== Text section

People who live in small towns and rural areas are happier than everyone else, researchers say
People who live in small towns and rural areas are
happier than everyone else, researchers say
By Christopher Ingraham, The Washington Post Published
12:11 pm, Thursday, May 17, 2018
Heaven is wide open spaces - at least, it is for most
people, according to a massive new data set of happiness in Canada.
A team of happiness researchers at the Vancouver School
of Economics and McGill University recently published a working paper on the
geography of well-being in Canada. They compiled 400,000 responses to a pair of
national Canadian surveys, allowing them to parse out distinctions in
well-being at the level of more than 1,200 communities representing the
country's entire geography.
They were able to cross-reference the well-being
responses with other survey data, as well as figures from the Canadian census, to
see what sorts of characteristics were associated with happiness at the
community level: Are happier communities richer, for instance? Are the people
there more educated? Do they spend more time in church?
Their chief finding is a striking association between
population density - the concentration of people in a given area - and
happiness. When the researchers ranked all 1,215 communities by average
happiness, they found that average population density in the 20 percent most
miserable communities was more than eight times greater than in the happiest 20
percent of communities.
"Life is significantly less happy in urban
areas," the paper concluded.
In the region around the city of Toronto, densely
populated areas like Toronto, Hamilton and Kitchener stand out as islands of
relative unhappiness in a sea of satisfaction in the hinterlands.
The happiness measure is derived from a survey question
that asks responses to rate "how satisfied" they are with their
lives, on a scale from 1 to 10. Across Canada, community-level average
responses to this question range from 7.04 to 8.94. This may not seem like a
wide range of difference, but Canadians rarely offer self-assessments outside
this range; in a typical year just five percent of Canadians rate their satisfaction
below a 5, for instance.
It's useful to think of this narrow spectrum of responses
as representing the entire continuum of Canadian happiness. Hence, the study's
authors note that even small differences in the absolute score are highly
statistically significant.
So what makes the happiest communities different from all
the rest? Aside from fewer people, the authors found that the happiest
communities had shorter commute times and less expensive housing, and that a
smaller share of the population was foreign-born. They also found that people
in the happiest communities are less transient than in the least happy
communities, that they are more likely to attend church and that they are
significantly more likely to feel a "sense of belonging" in their communities.

====
== Provided data

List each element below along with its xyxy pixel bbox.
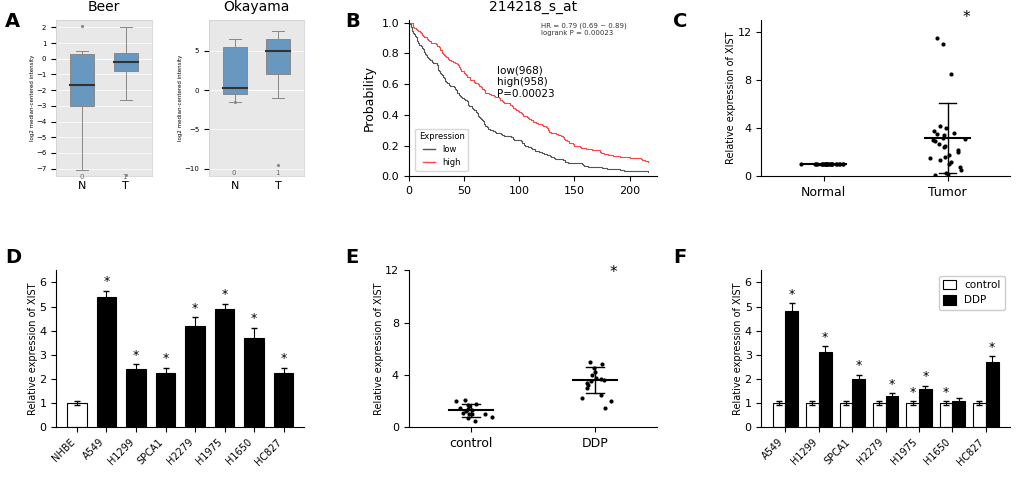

====

## What to do
A - How many survey responses did the researchers compile for the article on happiness in Canada?
B - Please pick up the article on happiness in Canada after its final sentence and continue it.

## Answers to the exercise
A - 400,000 responses.

B -
It may seem contradictory that greater happiness is
correlated with both lower population density (implying fewer interpersonal
interactions) and a greater sense of "belonging" in one's community
(implying stronger social connections). But a significant body of research
shows that having a strong social network is key to well-being. Some studies
indicate that small towns and rural areas are more conducive than cities to forming
strong social bonds, which would explain some of the greater sense of belonging
observed in the happiest Canadian communities.
Perhaps even more surprising are the factors that don't
appear to play a major role in community-level differences in happiness:
average income levels and rates of unemployment and education. People may move
to cities for good-paying jobs, but the Canadian study strongly suggests it's
not making them any happier.
These findings comport with similar studies done in the
United States, which have revealed a "rural-urban happiness
gradient:" The farther away from cities people live, the happier they tend
to be.
One important caveat in the Canadian study is that the
authors aren't making any strong statements about causality: There's a clear
association between low population density and reported happiness, but that
doesn't mean that low population density causes happiness. A miserable city
dweller who moves to the country might simply become a miserable country
dweller, in other words.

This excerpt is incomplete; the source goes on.